# Written request:
Find each line with "기출문제집" and copy it.

(Dataset items)
▬▬▬

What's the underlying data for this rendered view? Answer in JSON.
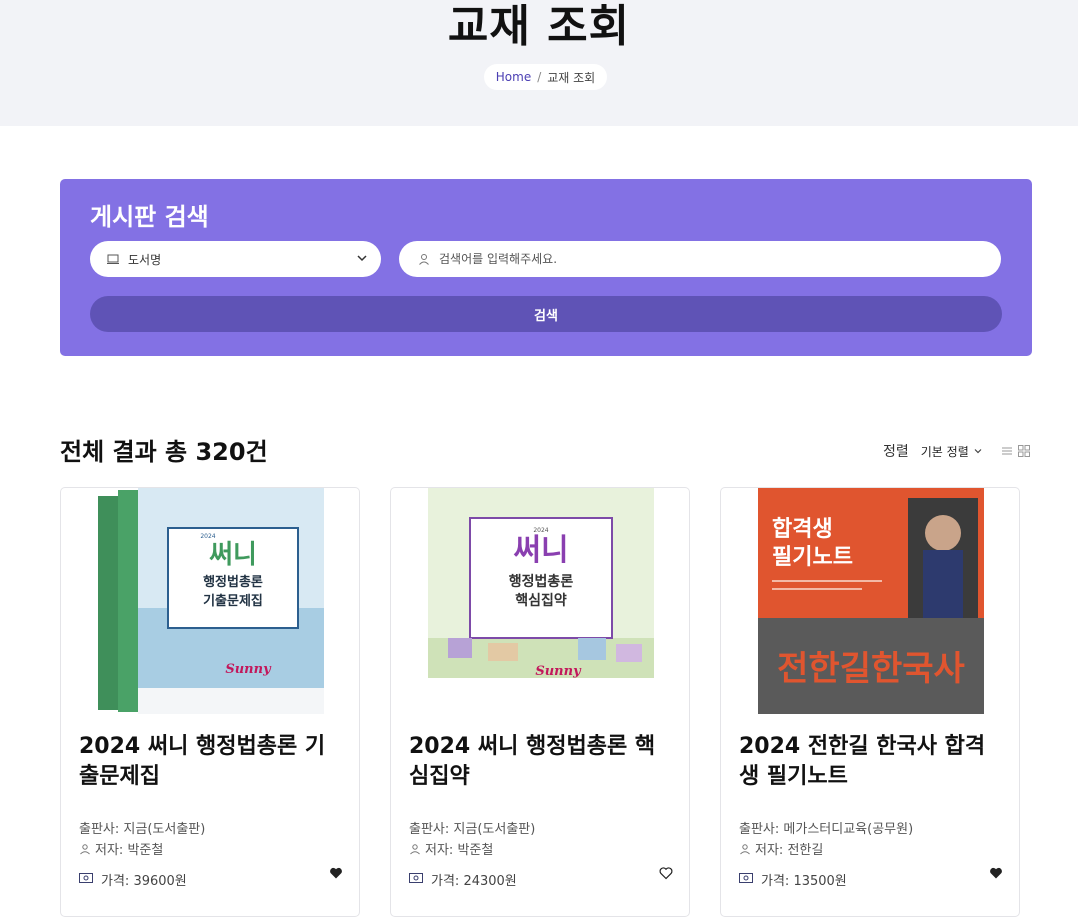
{
  "page": {
    "title": "교재 조회",
    "breadcrumb": {
      "home": "Home",
      "separator": "/",
      "current": "교재 조회"
    }
  },
  "search": {
    "title": "게시판 검색",
    "select_value": "도서명",
    "input_placeholder": "검색어를 입력해주세요.",
    "button_label": "검색"
  },
  "results": {
    "title": "전체 결과 총 320건",
    "sort_label": "정렬",
    "sort_value": "기본 정렬"
  },
  "books": [
    {
      "title": "2024 써니 행정법총론 기출문제집",
      "publisher_label": "출판사:",
      "publisher": "지금(도서출판)",
      "author_label": "저자:",
      "author": "박준철",
      "price_label": "가격:",
      "price": "39600원",
      "liked": true,
      "cover": {
        "brand": "써니",
        "line1": "행정법총론",
        "line2": "기출문제집",
        "series": "Sunny",
        "year": "2024",
        "colors": [
          "#cfe3ef",
          "#3f8f5a"
        ]
      }
    },
    {
      "title": "2024 써니 행정법총론 핵심집약",
      "publisher_label": "출판사:",
      "publisher": "지금(도서출판)",
      "author_label": "저자:",
      "author": "박준철",
      "price_label": "가격:",
      "price": "24300원",
      "liked": false,
      "cover": {
        "brand": "써니",
        "line1": "행정법총론",
        "line2": "핵심집약",
        "series": "Sunny",
        "year": "2024",
        "colors": [
          "#e6f0d6",
          "#8a3fb0"
        ]
      }
    },
    {
      "title": "2024 전한길 한국사 합격생 필기노트",
      "publisher_label": "출판사:",
      "publisher": "메가스터디교육(공무원)",
      "author_label": "저자:",
      "author": "전한길",
      "price_label": "가격:",
      "price": "13500원",
      "liked": true,
      "cover": {
        "line1": "합격생",
        "line2": "필기노트",
        "big": "전한길한국사",
        "colors": [
          "#e0552f",
          "#5a5a5a"
        ]
      }
    }
  ],
  "icons": {
    "select": "book-icon",
    "input": "user-icon",
    "author": "user-icon",
    "price": "money-icon",
    "like": "heart-icon",
    "view_list": "list-view-icon",
    "view_grid": "grid-view-icon"
  }
}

▬▬▬

# Task result:
      "title": "2024 써니 행정법총론 기출문제집",
        "line2": "기출문제집",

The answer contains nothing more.